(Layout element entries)
--- Start ---
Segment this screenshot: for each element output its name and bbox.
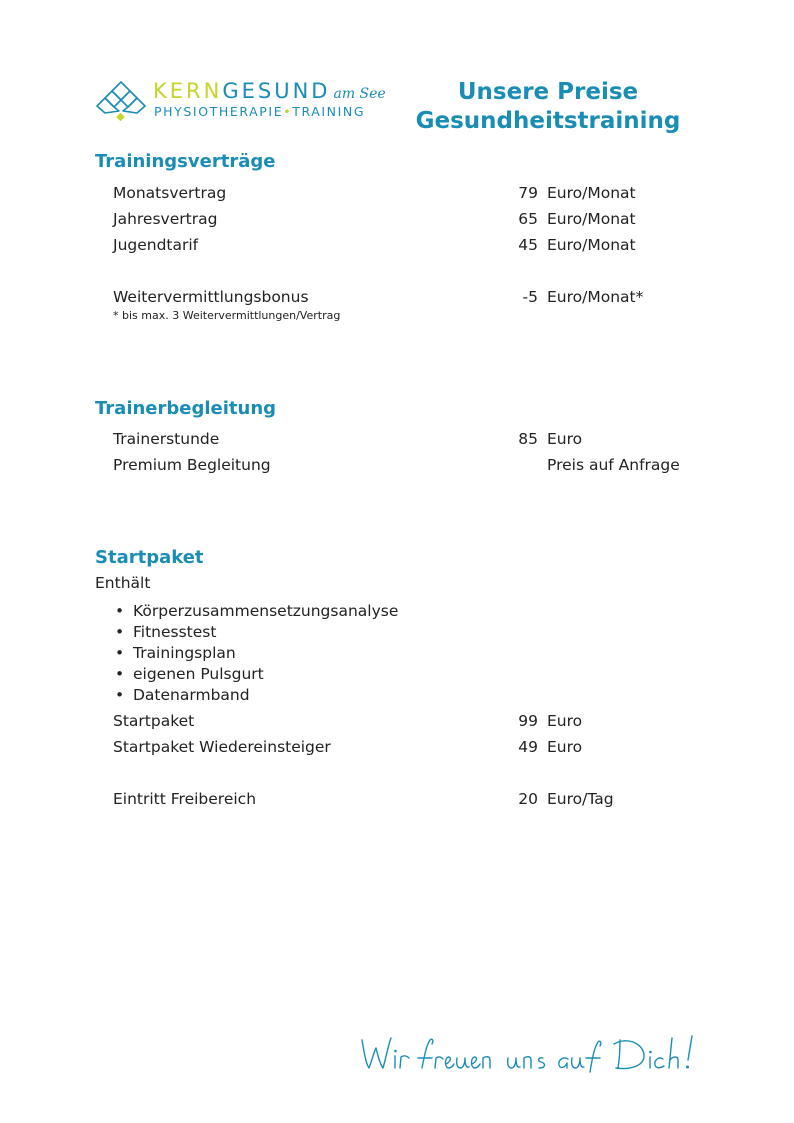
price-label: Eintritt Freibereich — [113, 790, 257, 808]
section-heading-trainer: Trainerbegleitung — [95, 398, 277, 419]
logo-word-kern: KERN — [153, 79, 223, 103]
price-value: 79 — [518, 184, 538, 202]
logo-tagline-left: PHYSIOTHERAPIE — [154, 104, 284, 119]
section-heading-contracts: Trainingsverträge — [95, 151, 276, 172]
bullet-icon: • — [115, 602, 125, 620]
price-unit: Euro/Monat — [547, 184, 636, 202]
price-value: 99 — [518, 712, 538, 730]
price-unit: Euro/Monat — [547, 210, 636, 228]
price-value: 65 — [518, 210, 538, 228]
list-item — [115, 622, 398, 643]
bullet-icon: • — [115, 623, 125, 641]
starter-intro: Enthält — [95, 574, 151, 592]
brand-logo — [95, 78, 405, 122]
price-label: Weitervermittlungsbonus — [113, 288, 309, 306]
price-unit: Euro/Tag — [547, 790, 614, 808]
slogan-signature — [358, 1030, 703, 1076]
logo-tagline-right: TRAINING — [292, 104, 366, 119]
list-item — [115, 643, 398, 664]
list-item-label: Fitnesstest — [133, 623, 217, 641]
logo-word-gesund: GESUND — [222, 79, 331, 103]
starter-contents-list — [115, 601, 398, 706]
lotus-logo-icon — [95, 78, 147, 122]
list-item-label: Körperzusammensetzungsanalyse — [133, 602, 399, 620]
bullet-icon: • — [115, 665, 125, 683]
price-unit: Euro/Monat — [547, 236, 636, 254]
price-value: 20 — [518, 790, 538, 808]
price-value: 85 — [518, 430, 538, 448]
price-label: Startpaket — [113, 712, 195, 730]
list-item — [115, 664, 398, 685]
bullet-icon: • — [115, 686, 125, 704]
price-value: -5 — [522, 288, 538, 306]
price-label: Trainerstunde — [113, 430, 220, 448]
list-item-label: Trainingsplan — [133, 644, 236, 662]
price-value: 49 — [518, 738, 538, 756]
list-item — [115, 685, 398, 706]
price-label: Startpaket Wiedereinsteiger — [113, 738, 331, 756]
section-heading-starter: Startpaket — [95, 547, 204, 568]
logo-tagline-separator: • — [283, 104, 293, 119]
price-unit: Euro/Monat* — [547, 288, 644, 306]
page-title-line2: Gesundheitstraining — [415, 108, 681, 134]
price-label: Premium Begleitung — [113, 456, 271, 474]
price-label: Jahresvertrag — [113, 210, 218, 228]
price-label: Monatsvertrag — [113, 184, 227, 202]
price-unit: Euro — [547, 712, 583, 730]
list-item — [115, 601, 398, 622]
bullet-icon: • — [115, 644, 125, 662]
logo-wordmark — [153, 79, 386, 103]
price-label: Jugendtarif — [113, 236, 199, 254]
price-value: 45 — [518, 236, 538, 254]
--- End ---
DO THIS: Give the rows above again with each "bullet-icon" swapped for "bullet-mark" and all else unchanged, and leave the pictures out.

THE ANSWER:
Segment this screenshot: for each element output its name and bbox.
price-label: Eintritt Freibereich — [113, 790, 257, 808]
section-heading-trainer: Trainerbegleitung — [95, 398, 277, 419]
logo-word-kern: KERN — [153, 79, 223, 103]
price-value: 79 — [518, 184, 538, 202]
logo-tagline-left: PHYSIOTHERAPIE — [154, 104, 284, 119]
section-heading-contracts: Trainingsverträge — [95, 151, 276, 172]
bullet-mark: • — [115, 602, 125, 620]
price-unit: Euro/Monat — [547, 184, 636, 202]
price-value: 99 — [518, 712, 538, 730]
price-unit: Euro/Monat — [547, 210, 636, 228]
price-value: 65 — [518, 210, 538, 228]
list-item — [115, 622, 398, 643]
bullet-mark: • — [115, 623, 125, 641]
starter-intro: Enthält — [95, 574, 151, 592]
brand-logo — [95, 78, 405, 122]
price-label: Weitervermittlungsbonus — [113, 288, 309, 306]
price-unit: Euro/Tag — [547, 790, 614, 808]
slogan-signature — [358, 1030, 703, 1076]
logo-tagline-right: TRAINING — [292, 104, 366, 119]
list-item — [115, 643, 398, 664]
list-item-label: Fitnesstest — [133, 623, 217, 641]
logo-word-gesund: GESUND — [222, 79, 331, 103]
starter-contents-list — [115, 601, 398, 706]
lotus-logo-icon — [95, 78, 147, 122]
list-item-label: Körperzusammensetzungsanalyse — [133, 602, 399, 620]
bullet-mark: • — [115, 665, 125, 683]
price-unit: Euro/Monat — [547, 236, 636, 254]
price-value: 20 — [518, 790, 538, 808]
price-value: 85 — [518, 430, 538, 448]
price-label: Startpaket — [113, 712, 195, 730]
list-item — [115, 664, 398, 685]
bullet-mark: • — [115, 686, 125, 704]
price-value: -5 — [522, 288, 538, 306]
price-label: Trainerstunde — [113, 430, 220, 448]
list-item-label: Trainingsplan — [133, 644, 236, 662]
price-value: 49 — [518, 738, 538, 756]
list-item — [115, 685, 398, 706]
price-label: Startpaket Wiedereinsteiger — [113, 738, 331, 756]
section-heading-starter: Startpaket — [95, 547, 204, 568]
logo-tagline-separator: • — [283, 104, 293, 119]
price-unit: Euro/Monat* — [547, 288, 644, 306]
page-title-line2: Gesundheitstraining — [415, 108, 681, 134]
price-label: Premium Begleitung — [113, 456, 271, 474]
price-label: Jahresvertrag — [113, 210, 218, 228]
price-label: Monatsvertrag — [113, 184, 227, 202]
price-unit: Euro — [547, 712, 583, 730]
list-item — [115, 601, 398, 622]
bullet-mark: • — [115, 644, 125, 662]
logo-wordmark — [153, 79, 386, 103]
price-label: Jugendtarif — [113, 236, 199, 254]
price-value: 45 — [518, 236, 538, 254]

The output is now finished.